What you are asked to do. Your task is to copy every record exactly.

-------- Records for processing

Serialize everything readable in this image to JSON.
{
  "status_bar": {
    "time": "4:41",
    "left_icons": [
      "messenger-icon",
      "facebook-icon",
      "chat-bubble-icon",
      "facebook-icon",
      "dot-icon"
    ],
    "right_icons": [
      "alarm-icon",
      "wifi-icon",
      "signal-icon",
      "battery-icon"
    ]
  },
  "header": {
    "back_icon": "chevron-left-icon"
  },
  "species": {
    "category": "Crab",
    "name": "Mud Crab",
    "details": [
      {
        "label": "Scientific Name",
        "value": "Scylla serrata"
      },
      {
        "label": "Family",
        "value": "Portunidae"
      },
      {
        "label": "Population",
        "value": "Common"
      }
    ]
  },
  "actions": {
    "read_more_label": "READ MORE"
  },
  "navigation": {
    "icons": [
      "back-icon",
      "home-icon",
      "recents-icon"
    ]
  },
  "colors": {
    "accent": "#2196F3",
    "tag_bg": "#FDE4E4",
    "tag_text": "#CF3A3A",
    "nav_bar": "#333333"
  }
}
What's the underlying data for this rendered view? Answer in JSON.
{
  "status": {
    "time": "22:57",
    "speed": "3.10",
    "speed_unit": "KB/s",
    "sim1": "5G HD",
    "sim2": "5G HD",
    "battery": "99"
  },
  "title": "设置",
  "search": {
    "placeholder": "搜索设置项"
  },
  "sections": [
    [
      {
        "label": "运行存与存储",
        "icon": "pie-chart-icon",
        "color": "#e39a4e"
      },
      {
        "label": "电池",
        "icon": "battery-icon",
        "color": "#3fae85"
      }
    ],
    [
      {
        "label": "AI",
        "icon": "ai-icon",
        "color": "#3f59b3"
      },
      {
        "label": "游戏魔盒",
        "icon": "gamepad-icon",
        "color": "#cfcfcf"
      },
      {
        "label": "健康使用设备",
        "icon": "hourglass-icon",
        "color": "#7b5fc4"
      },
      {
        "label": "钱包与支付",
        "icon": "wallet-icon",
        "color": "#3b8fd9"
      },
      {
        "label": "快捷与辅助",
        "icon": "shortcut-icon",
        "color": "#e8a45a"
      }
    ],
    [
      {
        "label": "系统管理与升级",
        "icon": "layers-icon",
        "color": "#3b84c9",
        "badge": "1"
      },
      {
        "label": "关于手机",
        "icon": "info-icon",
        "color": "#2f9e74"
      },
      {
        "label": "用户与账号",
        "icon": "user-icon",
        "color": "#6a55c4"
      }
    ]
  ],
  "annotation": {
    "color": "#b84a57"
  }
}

----------------

Problem solution.
Serialize everything readable in this image to JSON.
{
  "status_bar": {
    "time": "4:41",
    "left_icons": [
      "messenger-icon",
      "facebook-icon",
      "chat-bubble-icon",
      "facebook-icon",
      "dot-icon"
    ],
    "right_icons": [
      "alarm-icon",
      "wifi-icon",
      "signal-icon",
      "battery-icon"
    ]
  },
  "header": {
    "back_icon": "chevron-left-icon"
  },
  "species": {
    "category": "Crab",
    "name": "Mud Crab",
    "details": [
      {
        "label": "Scientific Name",
        "value": "Scylla serrata"
      },
      {
        "label": "Family",
        "value": "Portunidae"
      },
      {
        "label": "Population",
        "value": "Common"
      }
    ]
  },
  "actions": {
    "read_more_label": "READ MORE"
  },
  "navigation": {
    "icons": [
      "back-icon",
      "home-icon",
      "recents-icon"
    ]
  },
  "colors": {
    "accent": "#2196F3",
    "tag_bg": "#FDE4E4",
    "tag_text": "#CF3A3A",
    "nav_bar": "#333333"
  }
}
What's the underlying data for this rendered view? Answer in JSON.
{
  "status": {
    "time": "22:57",
    "speed": "3.10",
    "speed_unit": "KB/s",
    "sim1": "5G HD",
    "sim2": "5G HD",
    "battery": "99"
  },
  "title": "设置",
  "search": {
    "placeholder": "搜索设置项"
  },
  "sections": [
    [
      {
        "label": "运行存与存储",
        "icon": "pie-chart-icon",
        "color": "#e39a4e"
      },
      {
        "label": "电池",
        "icon": "battery-icon",
        "color": "#3fae85"
      }
    ],
    [
      {
        "label": "AI",
        "icon": "ai-icon",
        "color": "#3f59b3"
      },
      {
        "label": "游戏魔盒",
        "icon": "gamepad-icon",
        "color": "#cfcfcf"
      },
      {
        "label": "健康使用设备",
        "icon": "hourglass-icon",
        "color": "#7b5fc4"
      },
      {
        "label": "钱包与支付",
        "icon": "wallet-icon",
        "color": "#3b8fd9"
      },
      {
        "label": "快捷与辅助",
        "icon": "shortcut-icon",
        "color": "#e8a45a"
      }
    ],
    [
      {
        "label": "系统管理与升级",
        "icon": "layers-icon",
        "color": "#3b84c9",
        "badge": "1"
      },
      {
        "label": "关于手机",
        "icon": "info-icon",
        "color": "#2f9e74"
      },
      {
        "label": "用户与账号",
        "icon": "user-icon",
        "color": "#6a55c4"
      }
    ]
  ],
  "annotation": {
    "color": "#b84a57"
  }
}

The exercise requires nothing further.